Rewrite the data below, changing every "legend-label" to "legend-entry" and keeping everything else the same. Leave out the pictures.

BEGIN DATASET EXTRACT

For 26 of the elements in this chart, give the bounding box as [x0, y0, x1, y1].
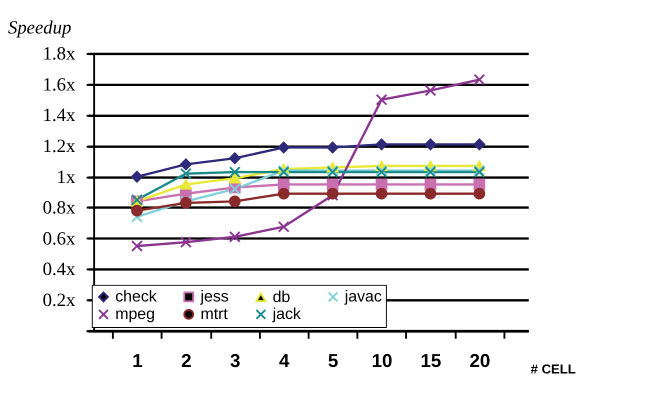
- x-tick-label: 5: [328, 350, 338, 371]
- y-tick-label: 1x: [56, 166, 76, 188]
- x-tick-label: 15: [420, 350, 442, 371]
- x-tick-label: 20: [469, 350, 490, 371]
- y-tick-label: 1.6x: [42, 74, 76, 96]
- legend-label: jack: [272, 306, 301, 324]
- x-tick-label: 10: [372, 350, 392, 371]
- y-tick-label: 1.8x: [42, 44, 76, 65]
- legend-label: mpeg: [115, 306, 156, 324]
- x-tick-label: 3: [230, 350, 240, 371]
- y-axis-title: Speedup: [8, 17, 72, 38]
- y-tick-label: 0.6x: [42, 228, 76, 250]
- legend-label: jess: [199, 288, 229, 306]
- y-tick-label: 0.4x: [42, 259, 76, 280]
- x-tick-label: 1: [132, 350, 143, 371]
- y-tick-label: 1.4x: [42, 105, 76, 126]
- legend-label: db: [272, 288, 290, 306]
- legend-label: mtrt: [200, 306, 228, 324]
- y-tick-label: 1.2x: [42, 136, 76, 158]
- x-tick-label: 2: [181, 350, 192, 371]
- y-tick-label: 0.8x: [42, 198, 76, 219]
- x-tick-label: 4: [278, 350, 290, 371]
- legend-label: check: [115, 288, 157, 306]
- x-axis-title: # CELL: [530, 361, 576, 376]
- legend-label: javac: [344, 288, 382, 306]
- y-tick-label: 0.2x: [42, 290, 76, 312]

END DATASET EXTRACT

> FINAL RESULT:
For 26 of the elements in this chart, give the bounding box as [x0, y0, x1, y1].
- x-tick-label: 5: [328, 350, 338, 371]
- y-tick-label: 1x: [56, 166, 76, 188]
- x-tick-label: 15: [420, 350, 442, 371]
- x-tick-label: 20: [469, 350, 490, 371]
- y-tick-label: 1.6x: [42, 74, 76, 96]
- legend-entry: jack: [272, 306, 301, 324]
- x-tick-label: 10: [372, 350, 392, 371]
- y-tick-label: 1.8x: [42, 44, 76, 65]
- legend-entry: mpeg: [115, 306, 156, 324]
- x-tick-label: 3: [230, 350, 240, 371]
- y-axis-title: Speedup: [8, 17, 72, 38]
- y-tick-label: 0.6x: [42, 228, 76, 250]
- legend-entry: jess: [199, 288, 229, 306]
- y-tick-label: 0.4x: [42, 259, 76, 280]
- x-tick-label: 1: [132, 350, 143, 371]
- y-tick-label: 1.4x: [42, 105, 76, 126]
- legend-entry: db: [272, 288, 290, 306]
- legend-entry: mtrt: [200, 306, 228, 324]
- y-tick-label: 1.2x: [42, 136, 76, 158]
- x-tick-label: 2: [181, 350, 192, 371]
- y-tick-label: 0.8x: [42, 198, 76, 219]
- x-tick-label: 4: [278, 350, 290, 371]
- legend-entry: check: [115, 288, 157, 306]
- x-axis-title: # CELL: [530, 361, 576, 376]
- legend-entry: javac: [344, 288, 382, 306]
- y-tick-label: 0.2x: [42, 290, 76, 312]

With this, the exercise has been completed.